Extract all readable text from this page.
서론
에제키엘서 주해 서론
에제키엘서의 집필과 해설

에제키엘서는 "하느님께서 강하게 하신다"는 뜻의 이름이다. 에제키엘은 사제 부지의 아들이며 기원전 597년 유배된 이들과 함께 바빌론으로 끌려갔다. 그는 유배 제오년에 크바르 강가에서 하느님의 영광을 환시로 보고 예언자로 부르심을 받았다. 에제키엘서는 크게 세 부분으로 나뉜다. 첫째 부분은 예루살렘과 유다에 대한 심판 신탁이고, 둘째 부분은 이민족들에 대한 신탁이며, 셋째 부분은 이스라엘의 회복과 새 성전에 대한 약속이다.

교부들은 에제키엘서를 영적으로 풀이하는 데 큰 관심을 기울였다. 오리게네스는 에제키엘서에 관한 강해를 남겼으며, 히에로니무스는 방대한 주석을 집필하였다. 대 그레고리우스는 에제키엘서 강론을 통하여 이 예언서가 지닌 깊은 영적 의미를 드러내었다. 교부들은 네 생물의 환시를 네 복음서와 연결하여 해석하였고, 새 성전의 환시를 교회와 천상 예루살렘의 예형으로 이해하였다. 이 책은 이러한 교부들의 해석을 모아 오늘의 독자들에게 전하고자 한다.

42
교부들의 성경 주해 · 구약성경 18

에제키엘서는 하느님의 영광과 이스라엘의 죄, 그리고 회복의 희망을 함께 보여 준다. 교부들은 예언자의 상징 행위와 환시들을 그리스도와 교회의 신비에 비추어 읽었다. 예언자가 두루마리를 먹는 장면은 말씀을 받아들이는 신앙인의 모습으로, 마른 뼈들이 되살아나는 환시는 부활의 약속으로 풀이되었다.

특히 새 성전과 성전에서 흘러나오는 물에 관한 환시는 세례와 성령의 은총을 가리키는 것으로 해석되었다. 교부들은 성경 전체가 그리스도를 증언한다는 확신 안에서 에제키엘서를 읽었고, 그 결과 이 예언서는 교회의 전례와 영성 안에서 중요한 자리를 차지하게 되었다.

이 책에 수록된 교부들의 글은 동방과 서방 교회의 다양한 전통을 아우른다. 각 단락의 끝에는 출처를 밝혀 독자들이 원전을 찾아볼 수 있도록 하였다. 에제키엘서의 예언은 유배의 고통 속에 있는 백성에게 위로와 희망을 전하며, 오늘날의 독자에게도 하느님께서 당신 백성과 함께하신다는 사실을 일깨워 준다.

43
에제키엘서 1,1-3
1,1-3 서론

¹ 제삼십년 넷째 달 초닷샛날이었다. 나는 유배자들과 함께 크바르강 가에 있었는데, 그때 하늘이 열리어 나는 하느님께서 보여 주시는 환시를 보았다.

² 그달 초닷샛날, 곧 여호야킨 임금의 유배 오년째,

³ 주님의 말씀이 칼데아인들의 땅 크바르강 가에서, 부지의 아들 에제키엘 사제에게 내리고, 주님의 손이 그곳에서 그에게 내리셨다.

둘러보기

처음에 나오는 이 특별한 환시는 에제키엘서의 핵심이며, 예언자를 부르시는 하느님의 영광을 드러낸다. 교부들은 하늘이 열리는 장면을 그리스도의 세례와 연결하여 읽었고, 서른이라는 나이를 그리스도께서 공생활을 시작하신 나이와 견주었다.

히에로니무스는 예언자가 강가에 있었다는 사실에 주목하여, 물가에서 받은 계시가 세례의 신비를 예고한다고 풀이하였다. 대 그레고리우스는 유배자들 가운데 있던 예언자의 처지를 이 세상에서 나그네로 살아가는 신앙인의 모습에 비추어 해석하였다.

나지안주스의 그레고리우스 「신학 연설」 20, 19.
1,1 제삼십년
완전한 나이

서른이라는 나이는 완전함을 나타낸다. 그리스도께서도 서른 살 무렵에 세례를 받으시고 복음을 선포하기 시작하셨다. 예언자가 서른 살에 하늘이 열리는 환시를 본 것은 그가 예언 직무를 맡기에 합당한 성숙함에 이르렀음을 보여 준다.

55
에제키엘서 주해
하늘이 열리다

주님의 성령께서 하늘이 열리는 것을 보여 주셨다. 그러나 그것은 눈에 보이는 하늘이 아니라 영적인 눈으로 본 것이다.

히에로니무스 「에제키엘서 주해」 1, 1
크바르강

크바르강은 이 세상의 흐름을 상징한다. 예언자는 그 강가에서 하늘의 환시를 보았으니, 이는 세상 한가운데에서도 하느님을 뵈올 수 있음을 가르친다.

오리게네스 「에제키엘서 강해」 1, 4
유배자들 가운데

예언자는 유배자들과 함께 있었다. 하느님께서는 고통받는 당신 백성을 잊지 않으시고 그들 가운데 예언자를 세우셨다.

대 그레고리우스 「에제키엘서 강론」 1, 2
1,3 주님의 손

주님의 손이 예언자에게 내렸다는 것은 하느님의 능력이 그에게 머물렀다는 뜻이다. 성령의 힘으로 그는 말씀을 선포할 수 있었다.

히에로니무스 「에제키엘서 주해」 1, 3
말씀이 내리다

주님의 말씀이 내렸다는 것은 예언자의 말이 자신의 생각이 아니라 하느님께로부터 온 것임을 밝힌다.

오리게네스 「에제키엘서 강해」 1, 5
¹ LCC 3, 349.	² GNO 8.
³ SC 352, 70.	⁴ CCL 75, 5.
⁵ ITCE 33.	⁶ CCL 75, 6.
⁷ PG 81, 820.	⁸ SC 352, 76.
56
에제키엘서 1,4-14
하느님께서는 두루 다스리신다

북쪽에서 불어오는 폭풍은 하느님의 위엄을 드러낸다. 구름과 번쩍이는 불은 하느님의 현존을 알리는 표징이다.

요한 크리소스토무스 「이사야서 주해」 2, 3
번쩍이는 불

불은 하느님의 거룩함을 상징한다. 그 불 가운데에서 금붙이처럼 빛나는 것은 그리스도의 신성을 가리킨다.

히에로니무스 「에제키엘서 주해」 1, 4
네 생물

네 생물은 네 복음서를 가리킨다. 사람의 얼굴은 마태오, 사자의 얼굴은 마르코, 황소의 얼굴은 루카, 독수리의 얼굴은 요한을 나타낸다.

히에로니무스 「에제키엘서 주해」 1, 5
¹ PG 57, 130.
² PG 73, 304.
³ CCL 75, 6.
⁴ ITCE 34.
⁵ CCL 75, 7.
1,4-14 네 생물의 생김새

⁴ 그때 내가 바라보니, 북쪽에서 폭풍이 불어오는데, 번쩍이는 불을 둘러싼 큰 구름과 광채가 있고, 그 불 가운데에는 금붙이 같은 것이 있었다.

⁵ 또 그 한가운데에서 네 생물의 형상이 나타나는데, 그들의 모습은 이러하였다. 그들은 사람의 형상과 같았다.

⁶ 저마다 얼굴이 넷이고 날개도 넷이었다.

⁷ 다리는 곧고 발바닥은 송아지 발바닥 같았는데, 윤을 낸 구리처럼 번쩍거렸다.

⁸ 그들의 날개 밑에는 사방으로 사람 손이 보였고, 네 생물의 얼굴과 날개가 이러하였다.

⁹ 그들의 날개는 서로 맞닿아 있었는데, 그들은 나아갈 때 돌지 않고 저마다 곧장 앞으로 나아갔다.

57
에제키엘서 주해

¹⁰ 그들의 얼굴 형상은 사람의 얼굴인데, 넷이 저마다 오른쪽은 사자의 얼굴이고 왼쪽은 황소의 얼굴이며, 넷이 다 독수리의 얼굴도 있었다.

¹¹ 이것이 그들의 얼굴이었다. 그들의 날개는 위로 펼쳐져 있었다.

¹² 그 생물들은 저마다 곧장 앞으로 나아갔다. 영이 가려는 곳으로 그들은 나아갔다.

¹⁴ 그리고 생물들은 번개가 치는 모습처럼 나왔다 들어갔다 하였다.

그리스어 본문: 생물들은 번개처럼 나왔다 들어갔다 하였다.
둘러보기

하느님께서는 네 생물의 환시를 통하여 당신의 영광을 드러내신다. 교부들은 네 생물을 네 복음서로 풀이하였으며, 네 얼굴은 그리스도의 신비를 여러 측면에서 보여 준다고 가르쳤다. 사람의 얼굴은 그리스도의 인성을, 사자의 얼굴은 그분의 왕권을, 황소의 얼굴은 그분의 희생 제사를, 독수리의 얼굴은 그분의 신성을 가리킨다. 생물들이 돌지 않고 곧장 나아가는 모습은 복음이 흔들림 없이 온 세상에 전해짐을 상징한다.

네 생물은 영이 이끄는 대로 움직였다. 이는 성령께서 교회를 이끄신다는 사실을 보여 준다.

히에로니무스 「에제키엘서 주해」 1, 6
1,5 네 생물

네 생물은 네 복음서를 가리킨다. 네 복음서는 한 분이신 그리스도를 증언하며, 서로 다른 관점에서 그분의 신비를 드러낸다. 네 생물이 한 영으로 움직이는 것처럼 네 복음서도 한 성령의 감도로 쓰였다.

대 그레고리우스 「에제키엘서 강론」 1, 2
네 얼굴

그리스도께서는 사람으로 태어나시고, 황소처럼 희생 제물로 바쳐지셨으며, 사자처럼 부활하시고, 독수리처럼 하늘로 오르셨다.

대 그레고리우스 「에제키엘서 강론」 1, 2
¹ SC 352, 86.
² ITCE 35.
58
--------
**Your objective**
Report how many lines in the records above contain the word "그레고리우스는", giving only the number.

**Correct output**
2